In the listing below, find every line containing "JSON" and copy it out.

◆ **Figure dataset records**:
····················

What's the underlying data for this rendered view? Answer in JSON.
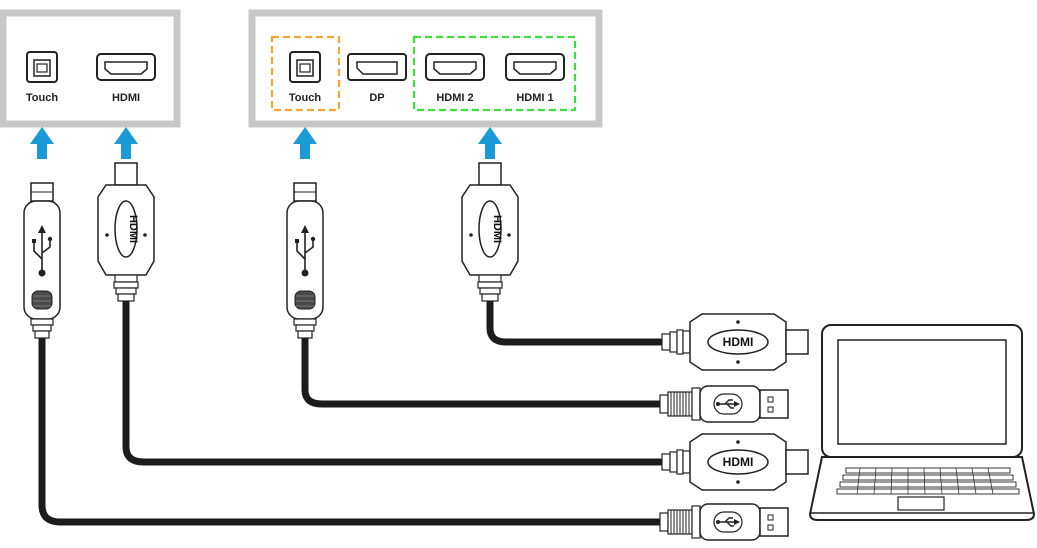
{
  "panels": {
    "left": {
      "ports": [
        {
          "label": "Touch",
          "type": "usb-b"
        },
        {
          "label": "HDMI",
          "type": "hdmi"
        }
      ]
    },
    "right": {
      "ports": [
        {
          "label": "Touch",
          "type": "usb-b",
          "highlight": "orange"
        },
        {
          "label": "DP",
          "type": "displayport"
        },
        {
          "label": "HDMI 2",
          "type": "hdmi",
          "highlight": "green"
        },
        {
          "label": "HDMI 1",
          "type": "hdmi",
          "highlight": "green"
        }
      ]
    }
  },
  "plug_marks": {
    "hdmi": "HDMI"
  },
  "colors": {
    "panel_border": "#c8c8c8",
    "arrow": "#1a9ad7",
    "orange_highlight": "#f7a335",
    "green_highlight": "#3ee03e",
    "cable": "#1c1c1c"
  }
}
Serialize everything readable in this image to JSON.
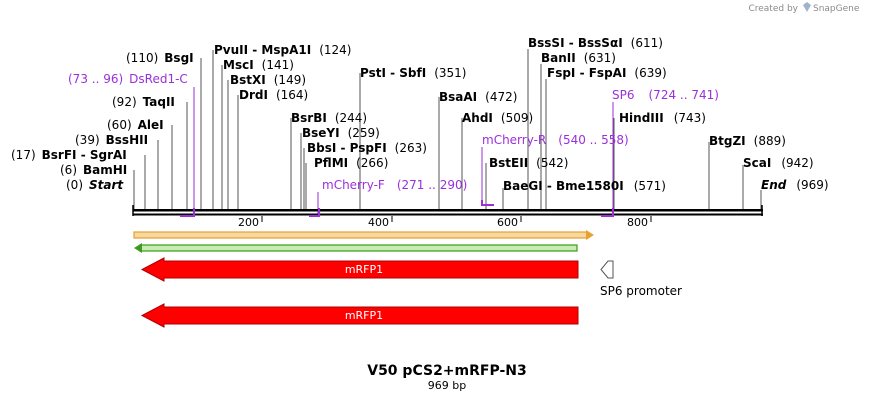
{
  "credit": {
    "prefix": "Created by",
    "brand": "SnapGene"
  },
  "title": "V50 pCS2+mRFP-N3",
  "subtitle": "969 bp",
  "sequence": {
    "length": 969,
    "ticks": [
      200,
      400,
      600,
      800
    ]
  },
  "sites": [
    {
      "name": "Start",
      "pos": "(0)",
      "type": "end"
    },
    {
      "name": "BamHI",
      "pos": "(6)"
    },
    {
      "name": "BsrFI - SgrAI",
      "pos": "(17)"
    },
    {
      "name": "BssHII",
      "pos": "(39)"
    },
    {
      "name": "AleI",
      "pos": "(60)"
    },
    {
      "name": "TaqII",
      "pos": "(92)"
    },
    {
      "name": "BsgI",
      "pos": "(110)"
    },
    {
      "name": "PvuII - MspA1I",
      "pos": "(124)"
    },
    {
      "name": "MscI",
      "pos": "(141)"
    },
    {
      "name": "BstXI",
      "pos": "(149)"
    },
    {
      "name": "DrdI",
      "pos": "(164)"
    },
    {
      "name": "BsrBI",
      "pos": "(244)"
    },
    {
      "name": "BseYI",
      "pos": "(259)"
    },
    {
      "name": "BbsI - PspFI",
      "pos": "(263)"
    },
    {
      "name": "PflMI",
      "pos": "(266)"
    },
    {
      "name": "PstI - SbfI",
      "pos": "(351)"
    },
    {
      "name": "BsaAI",
      "pos": "(472)"
    },
    {
      "name": "AhdI",
      "pos": "(509)"
    },
    {
      "name": "BstEII",
      "pos": "(542)"
    },
    {
      "name": "BaeGI - Bme1580I",
      "pos": "(571)"
    },
    {
      "name": "BssSI - BssSαI",
      "pos": "(611)"
    },
    {
      "name": "BanII",
      "pos": "(631)"
    },
    {
      "name": "FspI - FspAI",
      "pos": "(639)"
    },
    {
      "name": "HindIII",
      "pos": "(743)"
    },
    {
      "name": "BtgZI",
      "pos": "(889)"
    },
    {
      "name": "ScaI",
      "pos": "(942)"
    },
    {
      "name": "End",
      "pos": "(969)",
      "type": "end"
    }
  ],
  "primers": [
    {
      "name": "DsRed1-C",
      "range": "(73 .. 96)"
    },
    {
      "name": "mCherry-F",
      "range": "(271 .. 290)"
    },
    {
      "name": "mCherry-R",
      "range": "(540 .. 558)"
    },
    {
      "name": "SP6",
      "range": "(724 .. 741)"
    }
  ],
  "features": [
    {
      "name": "mRFP1",
      "color": "#ff0000",
      "direction": "reverse"
    },
    {
      "name": "mRFP1",
      "color": "#ff0000",
      "direction": "reverse"
    }
  ],
  "promoter": {
    "name": "SP6 promoter",
    "direction": "reverse"
  },
  "colors": {
    "primer": "#9b30d9",
    "feature": "#ff0000",
    "orf_orange": "#e8a030",
    "orf_green": "#3c9a1e"
  }
}
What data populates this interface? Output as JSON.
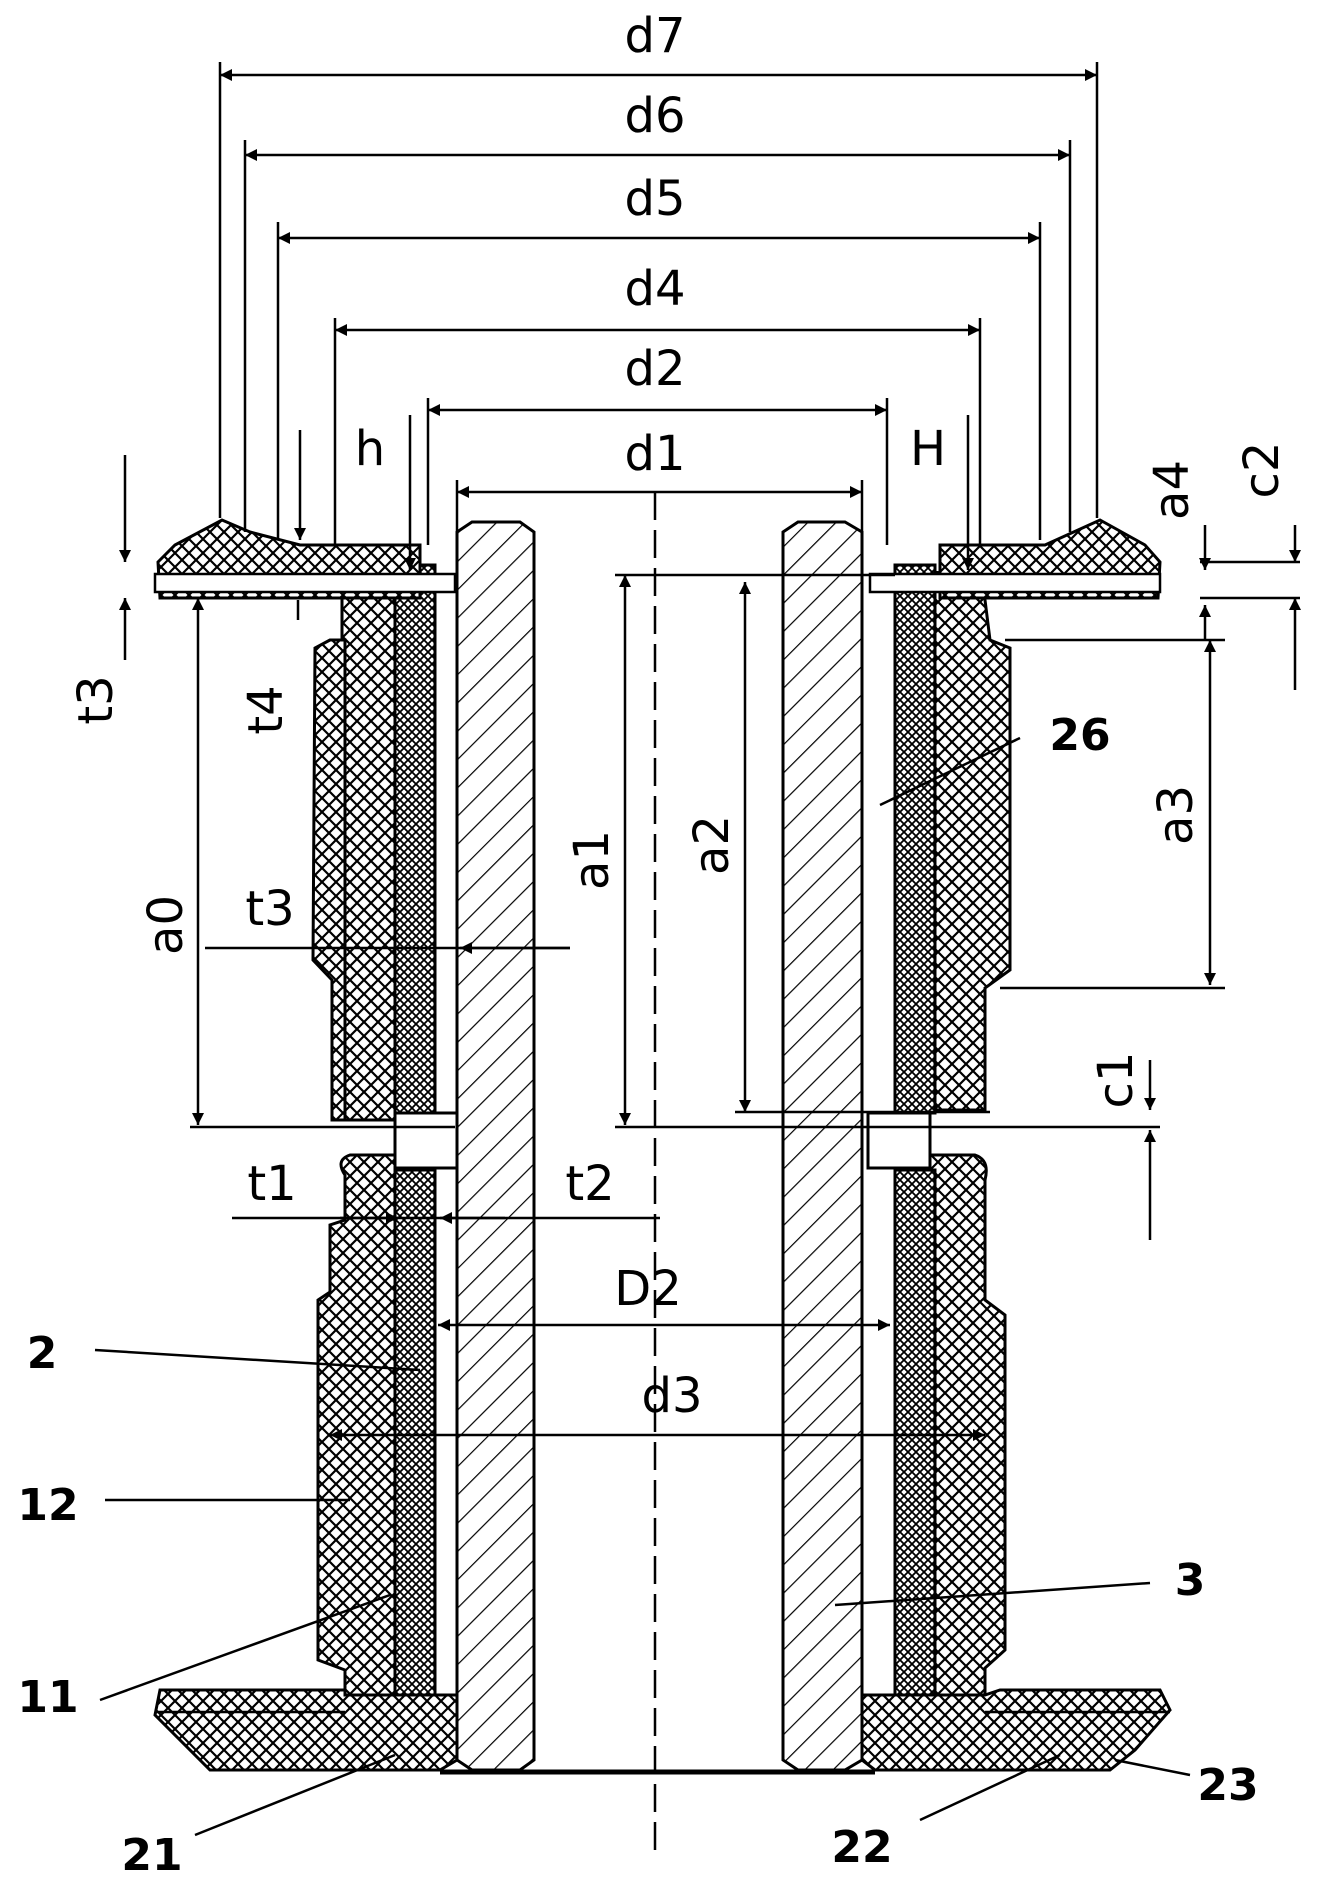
{
  "labels": {
    "dims": {
      "d7": "d7",
      "d6": "d6",
      "d5": "d5",
      "d4": "d4",
      "d2": "d2",
      "d1": "d1",
      "h": "h",
      "H": "H",
      "a4": "a4",
      "c2": "c2",
      "t3_top": "t3",
      "t4": "t4",
      "a0": "a0",
      "t3_mid": "t3",
      "a1": "a1",
      "a2": "a2",
      "a3": "a3",
      "c1": "c1",
      "t1": "t1",
      "t2": "t2",
      "D2": "D2",
      "d3": "d3"
    },
    "parts": {
      "p26": "26",
      "p2": "2",
      "p12": "12",
      "p11": "11",
      "p3": "3",
      "p21": "21",
      "p22": "22",
      "p23": "23"
    }
  },
  "colors": {
    "ink": "#000000",
    "background": "#ffffff"
  }
}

····················

◆ **Final answer**:
What's the underlying data for this rendered view? Answer in JSON.
Serialize everything readable in this image to JSON.
What data populates this interface? Output as JSON.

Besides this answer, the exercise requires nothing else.